§ STATED GOAL
Here are some records; copy every line that holds the word "находится".
*****
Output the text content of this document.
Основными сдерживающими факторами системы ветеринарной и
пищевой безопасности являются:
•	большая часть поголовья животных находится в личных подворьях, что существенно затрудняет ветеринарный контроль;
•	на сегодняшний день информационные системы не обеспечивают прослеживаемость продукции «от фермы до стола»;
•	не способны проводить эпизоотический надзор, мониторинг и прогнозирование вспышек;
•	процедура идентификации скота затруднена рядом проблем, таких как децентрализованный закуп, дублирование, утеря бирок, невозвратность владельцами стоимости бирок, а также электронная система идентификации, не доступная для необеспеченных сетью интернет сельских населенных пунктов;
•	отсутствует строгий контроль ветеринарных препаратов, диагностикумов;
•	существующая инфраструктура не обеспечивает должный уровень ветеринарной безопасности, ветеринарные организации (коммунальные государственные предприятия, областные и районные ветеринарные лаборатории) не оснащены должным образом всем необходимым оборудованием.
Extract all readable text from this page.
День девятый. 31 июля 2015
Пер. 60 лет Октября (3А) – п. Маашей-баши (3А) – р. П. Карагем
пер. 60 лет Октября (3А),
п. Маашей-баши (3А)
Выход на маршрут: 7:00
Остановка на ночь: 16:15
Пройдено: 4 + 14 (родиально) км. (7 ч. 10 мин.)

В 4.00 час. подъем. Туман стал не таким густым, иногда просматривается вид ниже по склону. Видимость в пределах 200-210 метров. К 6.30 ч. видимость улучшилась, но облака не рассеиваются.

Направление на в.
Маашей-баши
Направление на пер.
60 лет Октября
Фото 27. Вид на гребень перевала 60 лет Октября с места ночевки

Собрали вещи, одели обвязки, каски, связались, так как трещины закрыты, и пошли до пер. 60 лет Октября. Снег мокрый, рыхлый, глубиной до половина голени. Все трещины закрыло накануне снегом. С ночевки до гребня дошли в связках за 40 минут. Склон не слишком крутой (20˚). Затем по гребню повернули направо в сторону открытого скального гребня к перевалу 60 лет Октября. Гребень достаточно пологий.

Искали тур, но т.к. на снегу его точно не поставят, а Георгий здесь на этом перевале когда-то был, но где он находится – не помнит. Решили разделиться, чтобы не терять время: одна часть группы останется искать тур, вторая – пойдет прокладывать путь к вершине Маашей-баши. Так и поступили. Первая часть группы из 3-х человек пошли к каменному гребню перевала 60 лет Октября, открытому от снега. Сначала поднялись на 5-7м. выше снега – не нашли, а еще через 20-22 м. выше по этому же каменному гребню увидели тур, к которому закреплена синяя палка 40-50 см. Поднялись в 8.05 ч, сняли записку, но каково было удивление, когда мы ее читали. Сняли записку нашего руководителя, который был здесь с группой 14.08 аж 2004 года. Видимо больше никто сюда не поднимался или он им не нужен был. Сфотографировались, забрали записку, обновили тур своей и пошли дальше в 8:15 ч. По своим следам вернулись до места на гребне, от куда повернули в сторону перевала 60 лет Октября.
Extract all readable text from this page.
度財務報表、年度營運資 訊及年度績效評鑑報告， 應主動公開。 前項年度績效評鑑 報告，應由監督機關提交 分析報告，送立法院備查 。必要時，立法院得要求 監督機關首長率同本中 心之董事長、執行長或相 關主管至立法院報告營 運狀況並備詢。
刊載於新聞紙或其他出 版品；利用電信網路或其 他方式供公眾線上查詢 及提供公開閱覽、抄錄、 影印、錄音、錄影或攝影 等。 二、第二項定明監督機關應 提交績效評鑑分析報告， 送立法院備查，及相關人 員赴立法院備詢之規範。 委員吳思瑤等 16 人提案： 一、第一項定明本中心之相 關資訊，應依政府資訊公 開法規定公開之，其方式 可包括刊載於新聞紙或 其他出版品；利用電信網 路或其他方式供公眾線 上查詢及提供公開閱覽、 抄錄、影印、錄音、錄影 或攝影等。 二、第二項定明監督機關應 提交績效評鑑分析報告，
*****
§ EXPECTED OUTPUT
•	большая часть поголовья животных находится в личных подворьях, что существенно затрудняет ветеринарный контроль;
Искали тур, но т.к. на снегу его точно не поставят, а Георгий здесь на этом перевале когда-то был, но где он находится – не помнит. Решили разделиться, чтобы не терять время: одна часть группы останется искать тур, вторая – пойдет прокладывать путь к вершине Маашей-баши. Так и поступили. Первая часть группы из 3-х человек пошли к каменному гребню перевала 60 лет Октября, открытому от снега. Сначала поднялись на 5-7м. выше снега – не нашли, а еще через 20-22 м. выше по этому же каменному гребню увидели тур, к которому закреплена синяя палка 40-50 см. Поднялись в 8.05 ч, сняли записку, но каково было удивление, когда мы ее читали. Сняли записку нашего руководителя, который был здесь с группой 14.08 аж 2004 года. Видимо больше никто сюда не поднимался или он им не нужен был. Сфотографировались, забрали записку, обновили тур своей и пошли дальше в 8:15 ч. По своим следам вернулись до места на гребне, от куда повернули в сторону перевала 60 лет Октября.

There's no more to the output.